> **Rows from a figure dataset**:
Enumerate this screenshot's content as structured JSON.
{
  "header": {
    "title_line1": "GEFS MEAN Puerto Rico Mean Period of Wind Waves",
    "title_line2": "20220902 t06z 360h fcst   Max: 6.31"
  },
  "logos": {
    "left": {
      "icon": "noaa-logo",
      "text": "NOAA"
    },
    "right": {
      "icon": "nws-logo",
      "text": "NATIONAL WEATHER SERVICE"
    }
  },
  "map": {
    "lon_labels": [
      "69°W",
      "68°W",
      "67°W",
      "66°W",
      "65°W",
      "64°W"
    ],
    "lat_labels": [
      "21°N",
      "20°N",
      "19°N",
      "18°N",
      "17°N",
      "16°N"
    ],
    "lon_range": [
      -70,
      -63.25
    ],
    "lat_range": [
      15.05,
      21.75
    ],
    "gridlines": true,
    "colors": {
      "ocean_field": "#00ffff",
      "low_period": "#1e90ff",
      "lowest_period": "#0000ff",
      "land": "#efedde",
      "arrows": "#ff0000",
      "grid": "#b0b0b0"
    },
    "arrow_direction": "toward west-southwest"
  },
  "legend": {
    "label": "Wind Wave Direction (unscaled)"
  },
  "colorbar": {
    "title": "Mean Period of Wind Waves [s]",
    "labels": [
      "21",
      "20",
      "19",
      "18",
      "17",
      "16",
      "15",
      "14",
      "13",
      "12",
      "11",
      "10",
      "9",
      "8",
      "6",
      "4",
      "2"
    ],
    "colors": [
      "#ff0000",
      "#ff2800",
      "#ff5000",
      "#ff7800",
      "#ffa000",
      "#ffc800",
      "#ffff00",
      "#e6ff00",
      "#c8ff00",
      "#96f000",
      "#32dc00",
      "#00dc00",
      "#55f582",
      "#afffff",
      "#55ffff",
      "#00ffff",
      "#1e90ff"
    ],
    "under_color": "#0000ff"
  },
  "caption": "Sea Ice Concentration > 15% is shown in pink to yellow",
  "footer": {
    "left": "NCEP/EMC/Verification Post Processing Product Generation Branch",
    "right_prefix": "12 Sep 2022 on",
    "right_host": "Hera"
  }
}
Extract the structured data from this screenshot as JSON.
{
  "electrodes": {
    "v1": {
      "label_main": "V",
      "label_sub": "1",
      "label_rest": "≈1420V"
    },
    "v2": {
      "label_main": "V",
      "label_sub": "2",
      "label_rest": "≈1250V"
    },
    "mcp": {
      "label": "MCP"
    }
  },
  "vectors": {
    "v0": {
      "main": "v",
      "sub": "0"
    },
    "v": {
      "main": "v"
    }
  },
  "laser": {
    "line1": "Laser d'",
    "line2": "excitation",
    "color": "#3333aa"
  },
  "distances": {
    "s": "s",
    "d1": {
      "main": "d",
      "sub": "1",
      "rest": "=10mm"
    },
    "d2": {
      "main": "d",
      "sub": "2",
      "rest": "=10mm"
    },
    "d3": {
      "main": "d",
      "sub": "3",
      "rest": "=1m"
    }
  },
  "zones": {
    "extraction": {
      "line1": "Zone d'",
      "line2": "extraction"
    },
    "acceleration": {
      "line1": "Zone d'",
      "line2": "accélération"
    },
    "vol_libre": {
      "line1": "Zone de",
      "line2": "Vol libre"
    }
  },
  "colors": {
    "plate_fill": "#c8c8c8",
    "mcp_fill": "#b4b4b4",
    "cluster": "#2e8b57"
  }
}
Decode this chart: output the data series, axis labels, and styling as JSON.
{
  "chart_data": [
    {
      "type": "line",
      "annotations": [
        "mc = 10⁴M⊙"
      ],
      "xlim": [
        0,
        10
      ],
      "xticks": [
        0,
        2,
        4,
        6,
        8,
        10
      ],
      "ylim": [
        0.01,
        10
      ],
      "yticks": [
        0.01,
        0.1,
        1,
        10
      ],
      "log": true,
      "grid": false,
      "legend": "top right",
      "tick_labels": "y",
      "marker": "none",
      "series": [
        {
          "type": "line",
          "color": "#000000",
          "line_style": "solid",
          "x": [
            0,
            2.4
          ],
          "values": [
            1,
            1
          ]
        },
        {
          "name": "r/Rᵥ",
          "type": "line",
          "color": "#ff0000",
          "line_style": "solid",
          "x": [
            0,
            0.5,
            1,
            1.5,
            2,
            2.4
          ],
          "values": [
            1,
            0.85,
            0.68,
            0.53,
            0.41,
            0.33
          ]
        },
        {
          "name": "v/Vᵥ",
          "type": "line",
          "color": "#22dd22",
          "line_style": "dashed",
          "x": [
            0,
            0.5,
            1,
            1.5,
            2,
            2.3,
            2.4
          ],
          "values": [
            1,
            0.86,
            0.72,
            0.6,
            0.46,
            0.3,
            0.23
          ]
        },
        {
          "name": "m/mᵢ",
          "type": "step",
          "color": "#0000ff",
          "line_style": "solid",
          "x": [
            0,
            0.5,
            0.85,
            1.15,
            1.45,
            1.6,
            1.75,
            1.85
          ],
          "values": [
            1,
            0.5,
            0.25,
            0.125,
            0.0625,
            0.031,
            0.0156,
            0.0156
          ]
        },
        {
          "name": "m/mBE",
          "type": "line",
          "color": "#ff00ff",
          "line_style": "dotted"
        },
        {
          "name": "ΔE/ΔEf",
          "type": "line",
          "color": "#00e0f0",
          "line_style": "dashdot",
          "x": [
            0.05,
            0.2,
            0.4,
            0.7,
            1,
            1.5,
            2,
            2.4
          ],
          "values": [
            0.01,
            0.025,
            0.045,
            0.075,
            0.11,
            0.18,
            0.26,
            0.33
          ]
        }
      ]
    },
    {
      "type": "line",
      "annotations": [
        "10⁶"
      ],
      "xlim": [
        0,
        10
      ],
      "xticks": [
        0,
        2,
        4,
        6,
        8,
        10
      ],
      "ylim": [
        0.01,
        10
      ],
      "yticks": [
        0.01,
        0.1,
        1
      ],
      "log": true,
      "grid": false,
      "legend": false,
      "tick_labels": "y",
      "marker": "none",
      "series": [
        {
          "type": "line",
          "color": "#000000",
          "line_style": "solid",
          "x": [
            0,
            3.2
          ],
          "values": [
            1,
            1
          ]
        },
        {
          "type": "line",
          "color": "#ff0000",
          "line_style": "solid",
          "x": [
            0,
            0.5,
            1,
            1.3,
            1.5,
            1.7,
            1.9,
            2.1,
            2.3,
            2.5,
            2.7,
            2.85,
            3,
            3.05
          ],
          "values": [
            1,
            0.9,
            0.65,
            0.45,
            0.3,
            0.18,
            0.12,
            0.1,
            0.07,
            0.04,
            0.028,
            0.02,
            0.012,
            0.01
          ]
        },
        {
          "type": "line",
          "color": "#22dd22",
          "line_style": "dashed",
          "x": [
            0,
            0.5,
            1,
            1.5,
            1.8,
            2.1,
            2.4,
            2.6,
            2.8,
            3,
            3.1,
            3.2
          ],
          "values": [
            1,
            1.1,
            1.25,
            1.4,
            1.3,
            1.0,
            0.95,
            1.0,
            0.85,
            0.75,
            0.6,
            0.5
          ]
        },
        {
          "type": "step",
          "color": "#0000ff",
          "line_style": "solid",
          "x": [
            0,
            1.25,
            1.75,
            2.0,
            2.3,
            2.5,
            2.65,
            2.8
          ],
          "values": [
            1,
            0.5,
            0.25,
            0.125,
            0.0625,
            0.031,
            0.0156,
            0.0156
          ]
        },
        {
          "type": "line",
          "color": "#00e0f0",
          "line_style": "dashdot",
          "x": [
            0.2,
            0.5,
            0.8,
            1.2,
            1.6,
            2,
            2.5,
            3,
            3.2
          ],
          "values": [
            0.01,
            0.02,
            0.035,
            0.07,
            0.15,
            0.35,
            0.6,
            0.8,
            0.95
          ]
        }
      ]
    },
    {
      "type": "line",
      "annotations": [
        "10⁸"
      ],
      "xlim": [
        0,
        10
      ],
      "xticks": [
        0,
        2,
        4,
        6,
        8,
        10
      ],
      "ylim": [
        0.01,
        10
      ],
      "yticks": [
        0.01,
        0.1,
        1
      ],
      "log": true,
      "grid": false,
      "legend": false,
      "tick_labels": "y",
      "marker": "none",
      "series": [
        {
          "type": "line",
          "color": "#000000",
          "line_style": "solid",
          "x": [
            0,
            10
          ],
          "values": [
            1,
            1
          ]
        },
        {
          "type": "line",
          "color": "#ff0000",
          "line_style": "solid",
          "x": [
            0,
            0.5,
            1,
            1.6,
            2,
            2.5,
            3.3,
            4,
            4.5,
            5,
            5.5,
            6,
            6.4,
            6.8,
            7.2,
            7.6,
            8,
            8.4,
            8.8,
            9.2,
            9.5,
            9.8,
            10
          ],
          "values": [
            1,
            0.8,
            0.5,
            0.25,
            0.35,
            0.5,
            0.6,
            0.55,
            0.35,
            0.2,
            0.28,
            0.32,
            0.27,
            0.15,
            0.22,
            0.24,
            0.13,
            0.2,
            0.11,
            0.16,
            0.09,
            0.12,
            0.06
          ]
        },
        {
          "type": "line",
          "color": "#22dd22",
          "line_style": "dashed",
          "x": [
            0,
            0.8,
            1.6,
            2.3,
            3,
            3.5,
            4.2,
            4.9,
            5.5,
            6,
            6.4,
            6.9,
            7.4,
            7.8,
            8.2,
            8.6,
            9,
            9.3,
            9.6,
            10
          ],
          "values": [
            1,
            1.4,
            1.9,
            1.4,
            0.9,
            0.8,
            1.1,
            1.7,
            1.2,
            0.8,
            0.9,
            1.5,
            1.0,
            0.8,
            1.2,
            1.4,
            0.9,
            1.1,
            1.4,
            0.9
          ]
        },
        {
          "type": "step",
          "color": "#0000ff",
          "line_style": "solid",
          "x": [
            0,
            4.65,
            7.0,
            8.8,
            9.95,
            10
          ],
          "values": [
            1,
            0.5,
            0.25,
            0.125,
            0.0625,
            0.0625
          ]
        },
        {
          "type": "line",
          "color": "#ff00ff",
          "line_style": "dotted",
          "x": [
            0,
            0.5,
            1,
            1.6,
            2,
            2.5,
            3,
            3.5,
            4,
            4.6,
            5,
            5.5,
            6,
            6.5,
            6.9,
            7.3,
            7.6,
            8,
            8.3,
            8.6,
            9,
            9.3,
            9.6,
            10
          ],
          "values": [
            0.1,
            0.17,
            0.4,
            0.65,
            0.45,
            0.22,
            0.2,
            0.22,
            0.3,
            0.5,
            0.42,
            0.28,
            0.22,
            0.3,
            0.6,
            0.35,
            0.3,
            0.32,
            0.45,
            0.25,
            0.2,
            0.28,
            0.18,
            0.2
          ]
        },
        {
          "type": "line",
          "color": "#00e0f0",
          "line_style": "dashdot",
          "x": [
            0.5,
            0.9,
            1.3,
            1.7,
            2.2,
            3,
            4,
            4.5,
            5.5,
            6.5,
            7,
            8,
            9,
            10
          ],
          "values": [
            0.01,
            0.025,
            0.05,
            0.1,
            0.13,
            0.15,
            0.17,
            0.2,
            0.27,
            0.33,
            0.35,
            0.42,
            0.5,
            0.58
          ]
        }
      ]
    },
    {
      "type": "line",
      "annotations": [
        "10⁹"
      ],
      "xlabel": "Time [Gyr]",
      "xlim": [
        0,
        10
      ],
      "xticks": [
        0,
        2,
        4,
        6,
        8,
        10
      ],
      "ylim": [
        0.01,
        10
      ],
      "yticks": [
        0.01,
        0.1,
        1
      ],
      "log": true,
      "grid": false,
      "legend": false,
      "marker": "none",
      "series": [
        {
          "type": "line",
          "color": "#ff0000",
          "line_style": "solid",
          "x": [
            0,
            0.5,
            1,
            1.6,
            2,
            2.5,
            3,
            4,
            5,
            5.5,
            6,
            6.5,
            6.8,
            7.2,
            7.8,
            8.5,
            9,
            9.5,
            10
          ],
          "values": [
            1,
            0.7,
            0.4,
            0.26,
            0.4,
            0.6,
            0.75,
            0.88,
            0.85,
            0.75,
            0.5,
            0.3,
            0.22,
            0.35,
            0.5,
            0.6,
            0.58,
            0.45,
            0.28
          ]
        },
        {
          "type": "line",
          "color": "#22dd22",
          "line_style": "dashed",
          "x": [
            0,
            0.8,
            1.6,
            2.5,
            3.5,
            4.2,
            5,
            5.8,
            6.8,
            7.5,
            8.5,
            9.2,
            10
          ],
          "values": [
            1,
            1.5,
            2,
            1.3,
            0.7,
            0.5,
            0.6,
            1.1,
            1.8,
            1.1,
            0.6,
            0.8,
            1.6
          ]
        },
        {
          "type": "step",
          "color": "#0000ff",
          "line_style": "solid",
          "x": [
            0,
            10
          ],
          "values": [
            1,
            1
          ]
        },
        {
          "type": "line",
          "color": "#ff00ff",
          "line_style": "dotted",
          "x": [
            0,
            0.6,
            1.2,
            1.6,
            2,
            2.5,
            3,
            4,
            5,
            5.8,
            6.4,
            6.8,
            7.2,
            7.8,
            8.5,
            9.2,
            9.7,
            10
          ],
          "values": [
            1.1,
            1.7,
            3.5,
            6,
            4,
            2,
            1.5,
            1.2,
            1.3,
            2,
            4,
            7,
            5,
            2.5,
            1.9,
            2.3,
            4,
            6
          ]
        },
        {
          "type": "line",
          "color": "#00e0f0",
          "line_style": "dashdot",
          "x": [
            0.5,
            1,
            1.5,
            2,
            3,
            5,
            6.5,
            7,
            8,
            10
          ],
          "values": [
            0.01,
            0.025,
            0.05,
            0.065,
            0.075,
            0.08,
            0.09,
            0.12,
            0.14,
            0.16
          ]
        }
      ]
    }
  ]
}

--

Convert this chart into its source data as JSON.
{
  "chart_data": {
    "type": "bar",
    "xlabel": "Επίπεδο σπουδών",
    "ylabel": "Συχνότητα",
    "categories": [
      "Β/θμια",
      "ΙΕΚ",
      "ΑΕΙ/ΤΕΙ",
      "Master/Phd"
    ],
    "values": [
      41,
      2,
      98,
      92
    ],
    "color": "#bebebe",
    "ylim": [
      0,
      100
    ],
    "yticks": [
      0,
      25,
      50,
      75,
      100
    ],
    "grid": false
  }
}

> **DIRECTIONS**: Some lines of the data above may hold the word "Waves"; report how many do, and nothing else.

> **THE ANSWER**: 2